*WORK TO BE COMPLETED*:
Every line with the word "this" in it should be extracted from the data that follows.

☆ ☆ ☆ ☆ ☆

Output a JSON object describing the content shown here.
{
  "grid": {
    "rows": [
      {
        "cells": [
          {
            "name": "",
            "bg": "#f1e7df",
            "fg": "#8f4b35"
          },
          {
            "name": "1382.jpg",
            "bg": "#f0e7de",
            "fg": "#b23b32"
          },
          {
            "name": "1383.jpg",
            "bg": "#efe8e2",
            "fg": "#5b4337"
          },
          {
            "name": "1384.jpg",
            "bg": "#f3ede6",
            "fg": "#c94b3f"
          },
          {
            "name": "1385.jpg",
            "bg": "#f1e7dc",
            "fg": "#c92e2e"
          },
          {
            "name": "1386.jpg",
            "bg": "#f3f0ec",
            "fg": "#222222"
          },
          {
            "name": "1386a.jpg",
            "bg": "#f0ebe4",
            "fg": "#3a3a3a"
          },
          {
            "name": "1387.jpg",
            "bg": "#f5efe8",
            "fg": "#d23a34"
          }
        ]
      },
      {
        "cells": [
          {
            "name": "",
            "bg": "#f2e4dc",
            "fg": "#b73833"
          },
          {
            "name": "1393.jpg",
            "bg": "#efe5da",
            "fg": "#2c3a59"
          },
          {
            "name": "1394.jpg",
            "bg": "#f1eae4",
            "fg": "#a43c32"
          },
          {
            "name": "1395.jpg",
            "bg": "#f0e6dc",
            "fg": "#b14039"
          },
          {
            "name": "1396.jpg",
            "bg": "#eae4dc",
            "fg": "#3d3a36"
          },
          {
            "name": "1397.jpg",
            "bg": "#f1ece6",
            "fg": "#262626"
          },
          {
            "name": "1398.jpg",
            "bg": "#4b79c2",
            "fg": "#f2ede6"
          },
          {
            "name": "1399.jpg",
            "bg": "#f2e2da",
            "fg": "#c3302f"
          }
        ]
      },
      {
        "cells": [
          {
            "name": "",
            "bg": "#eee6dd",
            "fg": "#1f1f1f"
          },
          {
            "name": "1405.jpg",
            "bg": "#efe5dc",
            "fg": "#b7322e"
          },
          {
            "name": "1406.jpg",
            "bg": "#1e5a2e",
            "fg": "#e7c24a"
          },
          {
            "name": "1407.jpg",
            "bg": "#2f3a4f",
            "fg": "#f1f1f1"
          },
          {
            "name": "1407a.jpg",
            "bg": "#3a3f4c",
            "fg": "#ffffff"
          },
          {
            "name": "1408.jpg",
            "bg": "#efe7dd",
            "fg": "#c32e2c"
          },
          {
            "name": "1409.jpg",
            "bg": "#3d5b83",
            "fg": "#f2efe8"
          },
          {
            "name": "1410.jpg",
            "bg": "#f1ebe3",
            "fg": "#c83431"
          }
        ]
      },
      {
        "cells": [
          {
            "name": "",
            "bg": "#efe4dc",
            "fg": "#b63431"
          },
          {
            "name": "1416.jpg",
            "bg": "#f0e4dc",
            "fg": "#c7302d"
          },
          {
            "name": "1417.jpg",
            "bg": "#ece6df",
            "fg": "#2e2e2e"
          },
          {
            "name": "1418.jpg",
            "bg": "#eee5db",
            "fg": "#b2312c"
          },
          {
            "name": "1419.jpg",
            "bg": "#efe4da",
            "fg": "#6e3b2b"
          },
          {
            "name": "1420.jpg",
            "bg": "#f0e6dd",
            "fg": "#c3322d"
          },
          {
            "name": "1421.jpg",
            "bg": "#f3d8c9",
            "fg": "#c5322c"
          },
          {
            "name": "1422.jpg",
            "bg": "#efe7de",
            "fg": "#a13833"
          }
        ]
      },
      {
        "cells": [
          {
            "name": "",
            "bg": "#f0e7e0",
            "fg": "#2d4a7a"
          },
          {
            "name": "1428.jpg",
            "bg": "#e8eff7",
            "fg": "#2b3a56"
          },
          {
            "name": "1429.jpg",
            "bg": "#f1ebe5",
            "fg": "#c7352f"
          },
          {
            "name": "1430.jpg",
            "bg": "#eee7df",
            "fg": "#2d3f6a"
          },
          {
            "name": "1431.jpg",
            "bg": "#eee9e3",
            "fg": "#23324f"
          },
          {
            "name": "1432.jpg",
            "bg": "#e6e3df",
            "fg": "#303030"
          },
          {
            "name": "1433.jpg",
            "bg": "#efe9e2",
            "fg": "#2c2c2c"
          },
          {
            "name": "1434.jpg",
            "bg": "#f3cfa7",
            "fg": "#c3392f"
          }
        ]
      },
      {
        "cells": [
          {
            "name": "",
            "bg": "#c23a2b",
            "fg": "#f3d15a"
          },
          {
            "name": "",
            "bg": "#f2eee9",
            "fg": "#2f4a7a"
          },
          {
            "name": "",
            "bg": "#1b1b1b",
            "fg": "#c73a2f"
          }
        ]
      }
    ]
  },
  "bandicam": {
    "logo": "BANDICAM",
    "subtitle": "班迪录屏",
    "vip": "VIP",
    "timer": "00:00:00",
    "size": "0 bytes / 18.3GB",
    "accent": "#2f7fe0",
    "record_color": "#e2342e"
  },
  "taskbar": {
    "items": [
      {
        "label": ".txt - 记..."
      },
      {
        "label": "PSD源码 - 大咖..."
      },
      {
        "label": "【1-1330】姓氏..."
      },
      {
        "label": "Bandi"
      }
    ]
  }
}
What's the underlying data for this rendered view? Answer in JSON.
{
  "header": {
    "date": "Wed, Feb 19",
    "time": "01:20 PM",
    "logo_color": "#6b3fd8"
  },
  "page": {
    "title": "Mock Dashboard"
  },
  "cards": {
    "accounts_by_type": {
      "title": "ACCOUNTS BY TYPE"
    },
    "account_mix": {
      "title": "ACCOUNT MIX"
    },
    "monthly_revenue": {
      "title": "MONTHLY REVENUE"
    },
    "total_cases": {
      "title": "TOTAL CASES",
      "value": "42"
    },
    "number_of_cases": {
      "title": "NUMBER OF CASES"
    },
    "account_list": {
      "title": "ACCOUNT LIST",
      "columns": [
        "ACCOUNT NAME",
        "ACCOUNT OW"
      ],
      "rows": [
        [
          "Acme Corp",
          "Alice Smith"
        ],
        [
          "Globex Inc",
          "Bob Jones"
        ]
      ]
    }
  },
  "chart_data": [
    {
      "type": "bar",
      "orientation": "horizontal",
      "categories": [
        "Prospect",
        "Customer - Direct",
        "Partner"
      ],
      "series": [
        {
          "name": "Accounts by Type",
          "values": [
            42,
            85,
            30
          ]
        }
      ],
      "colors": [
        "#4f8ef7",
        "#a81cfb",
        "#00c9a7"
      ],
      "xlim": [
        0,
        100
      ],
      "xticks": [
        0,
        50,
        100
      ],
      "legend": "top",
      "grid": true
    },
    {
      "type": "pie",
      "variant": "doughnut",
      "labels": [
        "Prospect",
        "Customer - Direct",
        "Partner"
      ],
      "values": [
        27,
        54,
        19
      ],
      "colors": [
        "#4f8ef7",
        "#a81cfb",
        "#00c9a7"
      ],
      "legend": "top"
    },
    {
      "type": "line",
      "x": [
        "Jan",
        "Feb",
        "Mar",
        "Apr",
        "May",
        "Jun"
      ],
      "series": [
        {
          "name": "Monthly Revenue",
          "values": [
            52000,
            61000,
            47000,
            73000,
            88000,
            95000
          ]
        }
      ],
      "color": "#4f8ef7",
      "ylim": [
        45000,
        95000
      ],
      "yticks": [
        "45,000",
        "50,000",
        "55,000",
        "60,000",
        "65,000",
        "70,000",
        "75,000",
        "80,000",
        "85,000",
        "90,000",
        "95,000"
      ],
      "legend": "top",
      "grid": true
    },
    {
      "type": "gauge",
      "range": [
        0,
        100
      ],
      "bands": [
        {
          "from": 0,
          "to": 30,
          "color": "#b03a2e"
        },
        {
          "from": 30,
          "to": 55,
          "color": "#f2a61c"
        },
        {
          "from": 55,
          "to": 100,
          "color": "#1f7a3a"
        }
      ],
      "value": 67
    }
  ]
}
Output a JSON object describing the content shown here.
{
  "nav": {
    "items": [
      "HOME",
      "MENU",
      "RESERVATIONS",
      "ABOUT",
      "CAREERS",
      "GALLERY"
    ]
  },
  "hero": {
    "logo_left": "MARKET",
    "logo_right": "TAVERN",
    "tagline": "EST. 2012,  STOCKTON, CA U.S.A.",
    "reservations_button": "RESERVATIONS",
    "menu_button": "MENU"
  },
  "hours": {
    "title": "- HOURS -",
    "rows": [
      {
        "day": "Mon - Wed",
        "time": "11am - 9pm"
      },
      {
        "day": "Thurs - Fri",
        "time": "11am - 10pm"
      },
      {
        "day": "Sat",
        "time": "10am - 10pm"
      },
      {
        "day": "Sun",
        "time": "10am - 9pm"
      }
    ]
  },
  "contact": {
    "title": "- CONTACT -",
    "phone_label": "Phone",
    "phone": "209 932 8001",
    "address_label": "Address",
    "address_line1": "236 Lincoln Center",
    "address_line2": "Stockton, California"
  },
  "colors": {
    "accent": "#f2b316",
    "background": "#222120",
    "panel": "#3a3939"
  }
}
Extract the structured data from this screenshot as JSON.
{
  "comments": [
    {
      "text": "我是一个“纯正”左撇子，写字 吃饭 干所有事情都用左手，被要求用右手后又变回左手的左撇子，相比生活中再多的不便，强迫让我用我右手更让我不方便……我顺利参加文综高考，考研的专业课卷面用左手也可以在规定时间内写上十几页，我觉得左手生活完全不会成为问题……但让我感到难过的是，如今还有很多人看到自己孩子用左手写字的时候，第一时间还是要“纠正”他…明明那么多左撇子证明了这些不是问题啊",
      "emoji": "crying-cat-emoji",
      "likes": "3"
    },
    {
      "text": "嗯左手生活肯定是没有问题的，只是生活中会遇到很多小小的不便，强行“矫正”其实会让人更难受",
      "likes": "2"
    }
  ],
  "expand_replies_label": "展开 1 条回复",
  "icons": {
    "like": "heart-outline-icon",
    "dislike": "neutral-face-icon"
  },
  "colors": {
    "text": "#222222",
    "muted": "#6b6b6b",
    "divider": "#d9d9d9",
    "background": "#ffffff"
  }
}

☆ ☆ ☆ ☆ ☆

*ANSWER BELOW*:
What's the underlying data for this rendered view? Answer in JSON.
Extract the structured data from this screenshot as JSON.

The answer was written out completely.